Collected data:

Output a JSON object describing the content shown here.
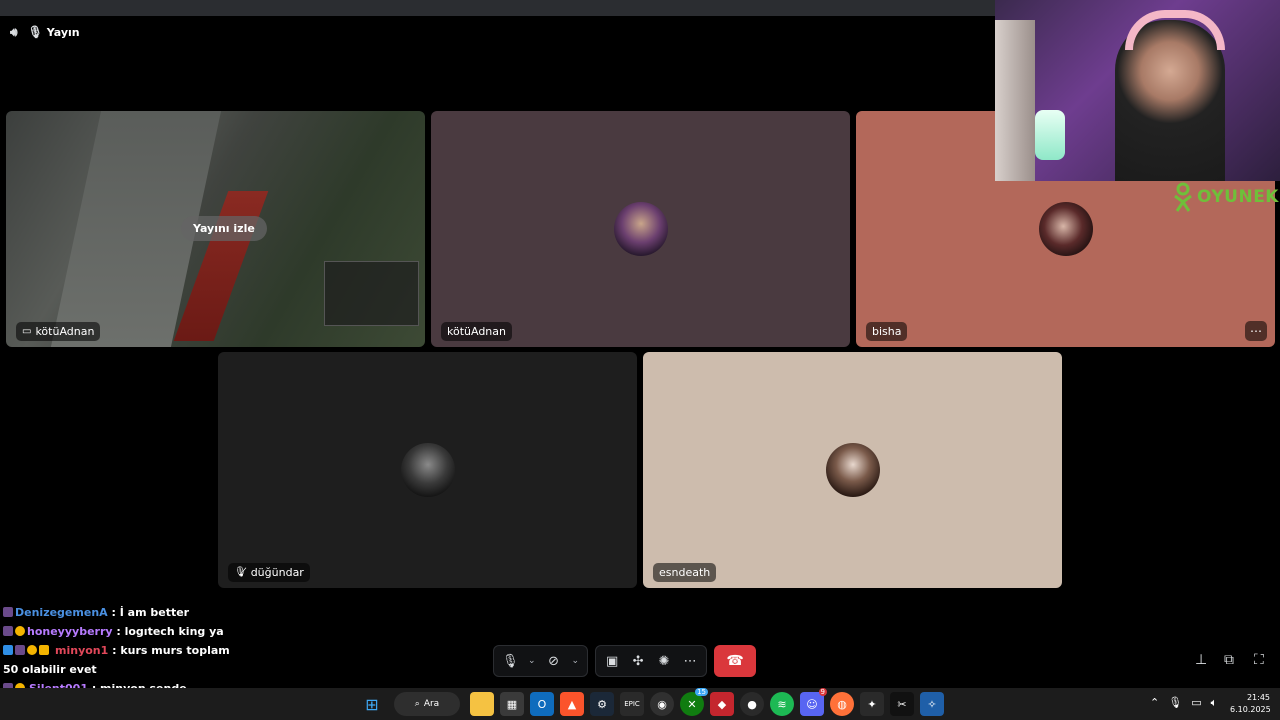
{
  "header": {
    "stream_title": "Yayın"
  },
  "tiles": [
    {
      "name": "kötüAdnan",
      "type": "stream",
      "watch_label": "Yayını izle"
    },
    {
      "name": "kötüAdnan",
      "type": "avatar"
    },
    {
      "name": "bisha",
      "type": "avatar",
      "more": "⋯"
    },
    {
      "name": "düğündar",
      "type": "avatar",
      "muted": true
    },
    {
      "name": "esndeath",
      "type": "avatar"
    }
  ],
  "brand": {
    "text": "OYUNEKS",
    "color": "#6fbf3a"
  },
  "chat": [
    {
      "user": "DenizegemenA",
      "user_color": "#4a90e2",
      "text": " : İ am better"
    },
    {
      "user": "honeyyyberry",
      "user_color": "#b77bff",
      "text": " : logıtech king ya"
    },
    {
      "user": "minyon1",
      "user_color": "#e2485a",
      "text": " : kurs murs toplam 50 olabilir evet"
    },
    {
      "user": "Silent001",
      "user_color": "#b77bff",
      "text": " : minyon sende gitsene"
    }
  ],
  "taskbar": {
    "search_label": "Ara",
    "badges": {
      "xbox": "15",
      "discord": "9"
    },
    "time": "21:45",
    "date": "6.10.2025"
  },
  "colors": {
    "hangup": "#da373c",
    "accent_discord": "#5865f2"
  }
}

▸ REQUEST
Copy all the data exactly as written, but skip any picture.

▸ EXERCISE RESPONSE
Output a JSON object describing the content shown here.
{
  "header": {
    "stream_title": "Yayın"
  },
  "tiles": [
    {
      "name": "kötüAdnan",
      "type": "stream",
      "watch_label": "Yayını izle"
    },
    {
      "name": "kötüAdnan",
      "type": "avatar"
    },
    {
      "name": "bisha",
      "type": "avatar",
      "more": "⋯"
    },
    {
      "name": "düğündar",
      "type": "avatar",
      "muted": true
    },
    {
      "name": "esndeath",
      "type": "avatar"
    }
  ],
  "brand": {
    "text": "OYUNEKS",
    "color": "#6fbf3a"
  },
  "chat": [
    {
      "user": "DenizegemenA",
      "user_color": "#4a90e2",
      "text": " : İ am better"
    },
    {
      "user": "honeyyyberry",
      "user_color": "#b77bff",
      "text": " : logıtech king ya"
    },
    {
      "user": "minyon1",
      "user_color": "#e2485a",
      "text": " : kurs murs toplam 50 olabilir evet"
    },
    {
      "user": "Silent001",
      "user_color": "#b77bff",
      "text": " : minyon sende gitsene"
    }
  ],
  "taskbar": {
    "search_label": "Ara",
    "badges": {
      "xbox": "15",
      "discord": "9"
    },
    "time": "21:45",
    "date": "6.10.2025"
  },
  "colors": {
    "hangup": "#da373c",
    "accent_discord": "#5865f2"
  }
}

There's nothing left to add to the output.